● **Set task**
Drop every picture, then transcribe the remaining data exactly.

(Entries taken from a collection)
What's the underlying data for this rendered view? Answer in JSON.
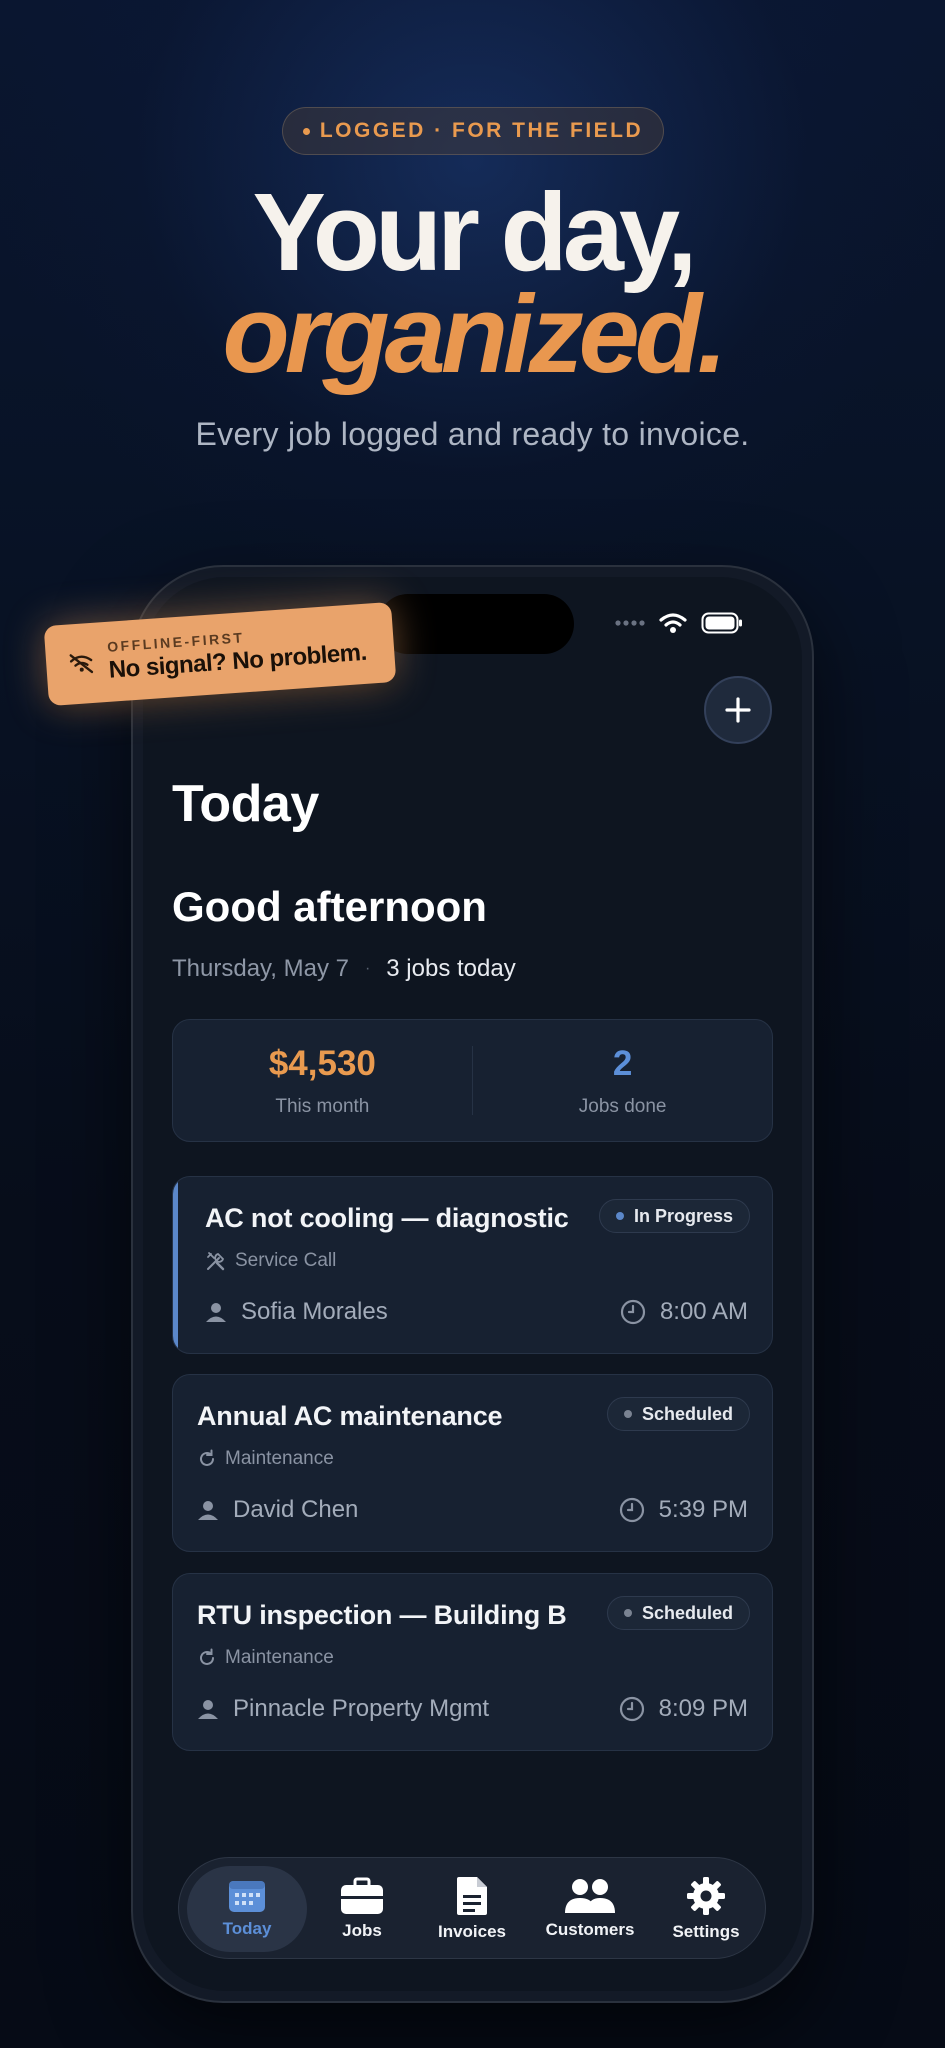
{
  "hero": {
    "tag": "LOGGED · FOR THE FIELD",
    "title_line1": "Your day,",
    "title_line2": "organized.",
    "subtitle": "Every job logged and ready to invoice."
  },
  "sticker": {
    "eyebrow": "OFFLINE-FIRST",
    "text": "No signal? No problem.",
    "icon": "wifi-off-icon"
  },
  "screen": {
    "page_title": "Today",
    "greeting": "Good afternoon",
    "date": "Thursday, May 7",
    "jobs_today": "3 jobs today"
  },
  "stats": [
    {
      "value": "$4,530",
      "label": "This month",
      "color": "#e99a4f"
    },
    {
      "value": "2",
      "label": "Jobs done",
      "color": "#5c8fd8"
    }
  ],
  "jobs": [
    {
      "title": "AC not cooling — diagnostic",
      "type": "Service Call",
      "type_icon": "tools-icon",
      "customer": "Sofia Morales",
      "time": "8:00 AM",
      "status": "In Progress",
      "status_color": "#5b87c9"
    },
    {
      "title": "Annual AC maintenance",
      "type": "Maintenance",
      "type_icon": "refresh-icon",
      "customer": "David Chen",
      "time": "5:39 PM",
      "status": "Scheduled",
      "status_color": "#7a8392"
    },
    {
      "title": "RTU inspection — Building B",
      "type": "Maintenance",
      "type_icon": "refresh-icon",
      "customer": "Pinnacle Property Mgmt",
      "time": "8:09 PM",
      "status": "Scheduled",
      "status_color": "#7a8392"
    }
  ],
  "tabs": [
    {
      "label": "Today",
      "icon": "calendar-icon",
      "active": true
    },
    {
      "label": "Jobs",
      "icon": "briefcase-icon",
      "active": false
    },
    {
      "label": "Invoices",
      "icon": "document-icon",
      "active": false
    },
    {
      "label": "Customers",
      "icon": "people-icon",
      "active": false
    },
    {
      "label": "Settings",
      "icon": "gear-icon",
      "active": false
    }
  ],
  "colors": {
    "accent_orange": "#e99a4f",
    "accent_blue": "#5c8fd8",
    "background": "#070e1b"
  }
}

● **Result**
What's the underlying data for this rendered view? Answer in JSON.
{
  "hero": {
    "tag": "LOGGED · FOR THE FIELD",
    "title_line1": "Your day,",
    "title_line2": "organized.",
    "subtitle": "Every job logged and ready to invoice."
  },
  "sticker": {
    "eyebrow": "OFFLINE-FIRST",
    "text": "No signal? No problem.",
    "icon": "wifi-off-icon"
  },
  "screen": {
    "page_title": "Today",
    "greeting": "Good afternoon",
    "date": "Thursday, May 7",
    "jobs_today": "3 jobs today"
  },
  "stats": [
    {
      "value": "$4,530",
      "label": "This month",
      "color": "#e99a4f"
    },
    {
      "value": "2",
      "label": "Jobs done",
      "color": "#5c8fd8"
    }
  ],
  "jobs": [
    {
      "title": "AC not cooling — diagnostic",
      "type": "Service Call",
      "type_icon": "tools-icon",
      "customer": "Sofia Morales",
      "time": "8:00 AM",
      "status": "In Progress",
      "status_color": "#5b87c9"
    },
    {
      "title": "Annual AC maintenance",
      "type": "Maintenance",
      "type_icon": "refresh-icon",
      "customer": "David Chen",
      "time": "5:39 PM",
      "status": "Scheduled",
      "status_color": "#7a8392"
    },
    {
      "title": "RTU inspection — Building B",
      "type": "Maintenance",
      "type_icon": "refresh-icon",
      "customer": "Pinnacle Property Mgmt",
      "time": "8:09 PM",
      "status": "Scheduled",
      "status_color": "#7a8392"
    }
  ],
  "tabs": [
    {
      "label": "Today",
      "icon": "calendar-icon",
      "active": true
    },
    {
      "label": "Jobs",
      "icon": "briefcase-icon",
      "active": false
    },
    {
      "label": "Invoices",
      "icon": "document-icon",
      "active": false
    },
    {
      "label": "Customers",
      "icon": "people-icon",
      "active": false
    },
    {
      "label": "Settings",
      "icon": "gear-icon",
      "active": false
    }
  ],
  "colors": {
    "accent_orange": "#e99a4f",
    "accent_blue": "#5c8fd8",
    "background": "#070e1b"
  }
}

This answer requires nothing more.